TASK:
An exact copy of every record is needed.
----
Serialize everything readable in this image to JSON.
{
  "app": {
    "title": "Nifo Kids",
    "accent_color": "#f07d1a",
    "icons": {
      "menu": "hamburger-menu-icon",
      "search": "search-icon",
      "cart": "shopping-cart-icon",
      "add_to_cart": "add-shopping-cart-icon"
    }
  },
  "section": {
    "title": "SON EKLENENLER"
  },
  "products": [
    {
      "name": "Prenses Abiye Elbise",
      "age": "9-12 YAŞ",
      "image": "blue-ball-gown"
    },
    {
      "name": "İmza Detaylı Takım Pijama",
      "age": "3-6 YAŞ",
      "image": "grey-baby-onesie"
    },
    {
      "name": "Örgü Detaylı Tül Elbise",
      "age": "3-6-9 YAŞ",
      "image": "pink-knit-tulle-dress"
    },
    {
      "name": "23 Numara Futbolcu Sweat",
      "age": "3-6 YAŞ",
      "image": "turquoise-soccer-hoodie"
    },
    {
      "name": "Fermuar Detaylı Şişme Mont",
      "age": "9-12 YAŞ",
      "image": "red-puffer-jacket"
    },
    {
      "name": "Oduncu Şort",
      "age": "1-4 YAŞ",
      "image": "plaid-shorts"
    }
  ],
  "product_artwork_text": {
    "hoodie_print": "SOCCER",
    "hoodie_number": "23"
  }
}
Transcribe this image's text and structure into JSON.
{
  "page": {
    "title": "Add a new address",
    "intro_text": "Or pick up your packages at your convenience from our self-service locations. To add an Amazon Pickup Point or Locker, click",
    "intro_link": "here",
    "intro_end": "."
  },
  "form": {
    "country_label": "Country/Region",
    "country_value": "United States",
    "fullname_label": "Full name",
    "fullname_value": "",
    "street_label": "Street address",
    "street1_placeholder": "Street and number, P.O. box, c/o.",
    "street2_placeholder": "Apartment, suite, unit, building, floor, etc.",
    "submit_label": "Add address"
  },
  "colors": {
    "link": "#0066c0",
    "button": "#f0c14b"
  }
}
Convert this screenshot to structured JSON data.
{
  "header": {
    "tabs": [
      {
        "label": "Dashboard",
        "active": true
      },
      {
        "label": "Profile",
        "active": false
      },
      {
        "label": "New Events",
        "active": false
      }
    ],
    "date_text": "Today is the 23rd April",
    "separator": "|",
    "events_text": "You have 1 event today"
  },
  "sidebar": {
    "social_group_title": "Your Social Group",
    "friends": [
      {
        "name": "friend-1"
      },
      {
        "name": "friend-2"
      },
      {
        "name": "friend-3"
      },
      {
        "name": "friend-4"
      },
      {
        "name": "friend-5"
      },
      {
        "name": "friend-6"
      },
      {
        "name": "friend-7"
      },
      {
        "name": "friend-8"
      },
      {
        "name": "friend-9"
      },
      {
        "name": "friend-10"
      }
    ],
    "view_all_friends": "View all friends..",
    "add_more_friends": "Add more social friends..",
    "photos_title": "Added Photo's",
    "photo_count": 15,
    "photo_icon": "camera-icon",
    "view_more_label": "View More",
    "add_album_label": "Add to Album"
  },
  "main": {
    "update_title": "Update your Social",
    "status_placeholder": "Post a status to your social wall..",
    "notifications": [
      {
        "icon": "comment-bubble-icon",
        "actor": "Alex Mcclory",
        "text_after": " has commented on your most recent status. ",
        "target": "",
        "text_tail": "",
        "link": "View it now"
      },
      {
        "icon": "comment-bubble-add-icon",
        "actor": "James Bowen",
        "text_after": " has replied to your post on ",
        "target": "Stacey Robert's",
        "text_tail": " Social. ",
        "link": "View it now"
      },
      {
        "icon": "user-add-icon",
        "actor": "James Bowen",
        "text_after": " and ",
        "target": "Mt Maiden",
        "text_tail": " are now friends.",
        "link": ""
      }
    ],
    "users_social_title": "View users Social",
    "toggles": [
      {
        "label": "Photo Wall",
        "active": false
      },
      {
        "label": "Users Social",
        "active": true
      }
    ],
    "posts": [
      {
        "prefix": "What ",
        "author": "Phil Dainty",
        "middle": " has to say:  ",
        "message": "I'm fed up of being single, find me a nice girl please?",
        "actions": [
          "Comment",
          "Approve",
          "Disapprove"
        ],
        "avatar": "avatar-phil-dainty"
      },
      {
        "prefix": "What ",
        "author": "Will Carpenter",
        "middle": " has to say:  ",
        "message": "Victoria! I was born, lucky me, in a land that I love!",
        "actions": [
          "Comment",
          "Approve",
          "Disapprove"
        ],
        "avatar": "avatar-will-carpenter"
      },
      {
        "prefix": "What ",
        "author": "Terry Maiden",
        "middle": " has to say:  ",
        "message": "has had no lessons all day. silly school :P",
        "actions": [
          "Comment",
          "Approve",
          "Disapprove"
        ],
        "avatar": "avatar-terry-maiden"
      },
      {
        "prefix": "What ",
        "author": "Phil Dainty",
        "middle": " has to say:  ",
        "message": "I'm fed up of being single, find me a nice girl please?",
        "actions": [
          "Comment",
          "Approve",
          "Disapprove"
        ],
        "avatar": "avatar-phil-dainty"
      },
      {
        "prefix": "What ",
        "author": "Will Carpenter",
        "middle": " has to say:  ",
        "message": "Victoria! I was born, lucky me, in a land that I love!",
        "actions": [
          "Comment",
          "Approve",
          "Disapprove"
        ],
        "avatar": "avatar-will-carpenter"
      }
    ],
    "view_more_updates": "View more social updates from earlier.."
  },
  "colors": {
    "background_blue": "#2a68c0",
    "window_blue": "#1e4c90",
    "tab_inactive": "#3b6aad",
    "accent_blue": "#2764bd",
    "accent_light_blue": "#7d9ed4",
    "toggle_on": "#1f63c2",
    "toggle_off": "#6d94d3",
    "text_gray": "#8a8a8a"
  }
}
----
THE SOLUTION:
Serialize everything readable in this image to JSON.
{
  "app": {
    "title": "Nifo Kids",
    "accent_color": "#f07d1a",
    "icons": {
      "menu": "hamburger-menu-icon",
      "search": "search-icon",
      "cart": "shopping-cart-icon",
      "add_to_cart": "add-shopping-cart-icon"
    }
  },
  "section": {
    "title": "SON EKLENENLER"
  },
  "products": [
    {
      "name": "Prenses Abiye Elbise",
      "age": "9-12 YAŞ",
      "image": "blue-ball-gown"
    },
    {
      "name": "İmza Detaylı Takım Pijama",
      "age": "3-6 YAŞ",
      "image": "grey-baby-onesie"
    },
    {
      "name": "Örgü Detaylı Tül Elbise",
      "age": "3-6-9 YAŞ",
      "image": "pink-knit-tulle-dress"
    },
    {
      "name": "23 Numara Futbolcu Sweat",
      "age": "3-6 YAŞ",
      "image": "turquoise-soccer-hoodie"
    },
    {
      "name": "Fermuar Detaylı Şişme Mont",
      "age": "9-12 YAŞ",
      "image": "red-puffer-jacket"
    },
    {
      "name": "Oduncu Şort",
      "age": "1-4 YAŞ",
      "image": "plaid-shorts"
    }
  ],
  "product_artwork_text": {
    "hoodie_print": "SOCCER",
    "hoodie_number": "23"
  }
}
Transcribe this image's text and structure into JSON.
{
  "page": {
    "title": "Add a new address",
    "intro_text": "Or pick up your packages at your convenience from our self-service locations. To add an Amazon Pickup Point or Locker, click",
    "intro_link": "here",
    "intro_end": "."
  },
  "form": {
    "country_label": "Country/Region",
    "country_value": "United States",
    "fullname_label": "Full name",
    "fullname_value": "",
    "street_label": "Street address",
    "street1_placeholder": "Street and number, P.O. box, c/o.",
    "street2_placeholder": "Apartment, suite, unit, building, floor, etc.",
    "submit_label": "Add address"
  },
  "colors": {
    "link": "#0066c0",
    "button": "#f0c14b"
  }
}
Convert this screenshot to structured JSON data.
{
  "header": {
    "tabs": [
      {
        "label": "Dashboard",
        "active": true
      },
      {
        "label": "Profile",
        "active": false
      },
      {
        "label": "New Events",
        "active": false
      }
    ],
    "date_text": "Today is the 23rd April",
    "separator": "|",
    "events_text": "You have 1 event today"
  },
  "sidebar": {
    "social_group_title": "Your Social Group",
    "friends": [
      {
        "name": "friend-1"
      },
      {
        "name": "friend-2"
      },
      {
        "name": "friend-3"
      },
      {
        "name": "friend-4"
      },
      {
        "name": "friend-5"
      },
      {
        "name": "friend-6"
      },
      {
        "name": "friend-7"
      },
      {
        "name": "friend-8"
      },
      {
        "name": "friend-9"
      },
      {
        "name": "friend-10"
      }
    ],
    "view_all_friends": "View all friends..",
    "add_more_friends": "Add more social friends..",
    "photos_title": "Added Photo's",
    "photo_count": 15,
    "photo_icon": "camera-icon",
    "view_more_label": "View More",
    "add_album_label": "Add to Album"
  },
  "main": {
    "update_title": "Update your Social",
    "status_placeholder": "Post a status to your social wall..",
    "notifications": [
      {
        "icon": "comment-bubble-icon",
        "actor": "Alex Mcclory",
        "text_after": " has commented on your most recent status. ",
        "target": "",
        "text_tail": "",
        "link": "View it now"
      },
      {
        "icon": "comment-bubble-add-icon",
        "actor": "James Bowen",
        "text_after": " has replied to your post on ",
        "target": "Stacey Robert's",
        "text_tail": " Social. ",
        "link": "View it now"
      },
      {
        "icon": "user-add-icon",
        "actor": "James Bowen",
        "text_after": " and ",
        "target": "Mt Maiden",
        "text_tail": " are now friends.",
        "link": ""
      }
    ],
    "users_social_title": "View users Social",
    "toggles": [
      {
        "label": "Photo Wall",
        "active": false
      },
      {
        "label": "Users Social",
        "active": true
      }
    ],
    "posts": [
      {
        "prefix": "What ",
        "author": "Phil Dainty",
        "middle": " has to say:  ",
        "message": "I'm fed up of being single, find me a nice girl please?",
        "actions": [
          "Comment",
          "Approve",
          "Disapprove"
        ],
        "avatar": "avatar-phil-dainty"
      },
      {
        "prefix": "What ",
        "author": "Will Carpenter",
        "middle": " has to say:  ",
        "message": "Victoria! I was born, lucky me, in a land that I love!",
        "actions": [
          "Comment",
          "Approve",
          "Disapprove"
        ],
        "avatar": "avatar-will-carpenter"
      },
      {
        "prefix": "What ",
        "author": "Terry Maiden",
        "middle": " has to say:  ",
        "message": "has had no lessons all day. silly school :P",
        "actions": [
          "Comment",
          "Approve",
          "Disapprove"
        ],
        "avatar": "avatar-terry-maiden"
      },
      {
        "prefix": "What ",
        "author": "Phil Dainty",
        "middle": " has to say:  ",
        "message": "I'm fed up of being single, find me a nice girl please?",
        "actions": [
          "Comment",
          "Approve",
          "Disapprove"
        ],
        "avatar": "avatar-phil-dainty"
      },
      {
        "prefix": "What ",
        "author": "Will Carpenter",
        "middle": " has to say:  ",
        "message": "Victoria! I was born, lucky me, in a land that I love!",
        "actions": [
          "Comment",
          "Approve",
          "Disapprove"
        ],
        "avatar": "avatar-will-carpenter"
      }
    ],
    "view_more_updates": "View more social updates from earlier.."
  },
  "colors": {
    "background_blue": "#2a68c0",
    "window_blue": "#1e4c90",
    "tab_inactive": "#3b6aad",
    "accent_blue": "#2764bd",
    "accent_light_blue": "#7d9ed4",
    "toggle_on": "#1f63c2",
    "toggle_off": "#6d94d3",
    "text_gray": "#8a8a8a"
  }
}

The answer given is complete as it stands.